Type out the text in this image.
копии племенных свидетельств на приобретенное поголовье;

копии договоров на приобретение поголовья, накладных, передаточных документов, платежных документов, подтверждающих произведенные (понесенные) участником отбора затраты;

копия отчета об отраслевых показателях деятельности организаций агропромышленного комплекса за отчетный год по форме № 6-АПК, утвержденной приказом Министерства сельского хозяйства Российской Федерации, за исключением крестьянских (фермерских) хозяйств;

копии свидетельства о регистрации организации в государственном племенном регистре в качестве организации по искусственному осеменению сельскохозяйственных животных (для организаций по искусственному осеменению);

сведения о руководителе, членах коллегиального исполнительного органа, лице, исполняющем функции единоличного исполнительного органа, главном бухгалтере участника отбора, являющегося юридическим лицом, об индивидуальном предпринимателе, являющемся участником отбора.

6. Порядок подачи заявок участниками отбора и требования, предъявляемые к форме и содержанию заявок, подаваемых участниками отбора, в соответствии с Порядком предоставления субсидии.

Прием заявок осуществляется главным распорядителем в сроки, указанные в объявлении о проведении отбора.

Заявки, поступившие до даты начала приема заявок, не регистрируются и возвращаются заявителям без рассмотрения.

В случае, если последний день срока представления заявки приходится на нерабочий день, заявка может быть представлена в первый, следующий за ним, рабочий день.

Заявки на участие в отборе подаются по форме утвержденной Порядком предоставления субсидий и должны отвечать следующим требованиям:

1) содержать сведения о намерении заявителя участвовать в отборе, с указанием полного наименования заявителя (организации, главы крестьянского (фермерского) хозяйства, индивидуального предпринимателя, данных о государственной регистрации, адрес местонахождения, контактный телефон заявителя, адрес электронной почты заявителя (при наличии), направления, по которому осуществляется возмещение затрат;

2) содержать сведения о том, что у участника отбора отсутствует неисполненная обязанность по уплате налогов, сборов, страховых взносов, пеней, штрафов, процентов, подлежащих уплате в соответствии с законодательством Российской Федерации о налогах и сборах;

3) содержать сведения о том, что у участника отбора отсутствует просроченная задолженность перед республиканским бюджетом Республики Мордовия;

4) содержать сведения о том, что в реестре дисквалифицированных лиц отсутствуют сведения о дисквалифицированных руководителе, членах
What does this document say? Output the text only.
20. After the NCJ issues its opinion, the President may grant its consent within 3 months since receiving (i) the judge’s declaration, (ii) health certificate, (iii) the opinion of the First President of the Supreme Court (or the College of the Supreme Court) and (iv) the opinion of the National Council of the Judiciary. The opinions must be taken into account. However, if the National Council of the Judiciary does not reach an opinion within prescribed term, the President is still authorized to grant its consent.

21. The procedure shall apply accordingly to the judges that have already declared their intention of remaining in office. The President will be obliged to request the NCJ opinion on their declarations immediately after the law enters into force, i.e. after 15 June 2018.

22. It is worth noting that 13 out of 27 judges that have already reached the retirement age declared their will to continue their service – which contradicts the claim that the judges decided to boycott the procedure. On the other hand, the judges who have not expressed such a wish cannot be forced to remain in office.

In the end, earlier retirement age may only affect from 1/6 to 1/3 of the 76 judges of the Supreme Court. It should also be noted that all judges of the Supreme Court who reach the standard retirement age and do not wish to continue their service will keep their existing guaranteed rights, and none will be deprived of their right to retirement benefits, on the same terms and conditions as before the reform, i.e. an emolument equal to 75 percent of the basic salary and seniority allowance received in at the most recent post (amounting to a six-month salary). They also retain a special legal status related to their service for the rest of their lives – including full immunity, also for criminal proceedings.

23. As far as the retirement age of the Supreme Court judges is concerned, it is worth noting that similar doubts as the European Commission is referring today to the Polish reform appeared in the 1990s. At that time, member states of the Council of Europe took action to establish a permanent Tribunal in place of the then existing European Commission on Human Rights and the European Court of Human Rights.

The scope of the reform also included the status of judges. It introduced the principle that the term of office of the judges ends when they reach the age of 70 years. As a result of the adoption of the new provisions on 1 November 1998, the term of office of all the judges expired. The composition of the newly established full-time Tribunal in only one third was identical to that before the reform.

**Task objective:** Identify the lines of the data that contain the word "предоставления". Copy each of them.

**Written solution:**
6. Порядок подачи заявок участниками отбора и требования, предъявляемые к форме и содержанию заявок, подаваемых участниками отбора, в соответствии с Порядком предоставления субсидии.
Заявки на участие в отборе подаются по форме утвержденной Порядком предоставления субсидий и должны отвечать следующим требованиям:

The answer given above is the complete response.